**Aim of the task:**
Quote the listing below in its entirety, omitting every image.
•••••
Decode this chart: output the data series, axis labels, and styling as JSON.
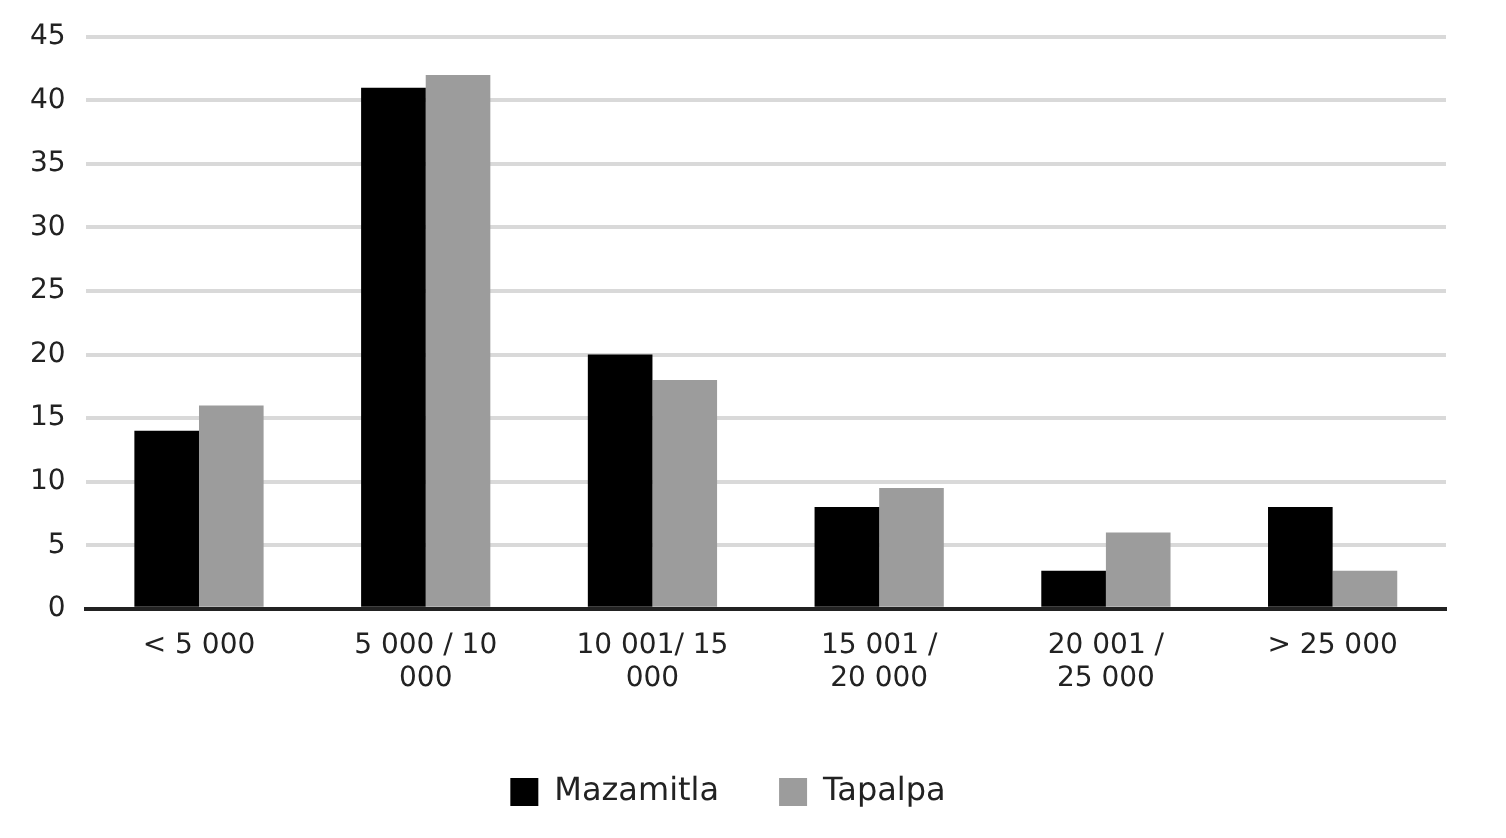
{
  "chart_data": {
    "type": "bar",
    "categories": [
      "< 5 000",
      "5 000 / 10 000",
      "10 001/ 15 000",
      "15 001 / 20 000",
      "20 001 / 25 000",
      "> 25 000"
    ],
    "series": [
      {
        "name": "Mazamitla",
        "color": "#000000",
        "values": [
          14,
          41,
          20,
          8,
          3,
          8
        ]
      },
      {
        "name": "Tapalpa",
        "color": "#9c9c9c",
        "values": [
          16,
          42,
          18,
          9.5,
          6,
          3
        ]
      }
    ],
    "ylim": [
      0,
      45
    ],
    "yticks": [
      0,
      5,
      10,
      15,
      20,
      25,
      30,
      35,
      40,
      45
    ],
    "grid": "y",
    "legend": "bottom"
  }
}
•••••
**Solution:**
Decode this chart: output the data series, axis labels, and styling as JSON.
{
  "chart_data": {
    "type": "bar",
    "categories": [
      "< 5 000",
      "5 000 / 10 000",
      "10 001/ 15 000",
      "15 001 / 20 000",
      "20 001 / 25 000",
      "> 25 000"
    ],
    "series": [
      {
        "name": "Mazamitla",
        "color": "#000000",
        "values": [
          14,
          41,
          20,
          8,
          3,
          8
        ]
      },
      {
        "name": "Tapalpa",
        "color": "#9c9c9c",
        "values": [
          16,
          42,
          18,
          9.5,
          6,
          3
        ]
      }
    ],
    "ylim": [
      0,
      45
    ],
    "yticks": [
      0,
      5,
      10,
      15,
      20,
      25,
      30,
      35,
      40,
      45
    ],
    "grid": "y",
    "legend": "bottom"
  }
}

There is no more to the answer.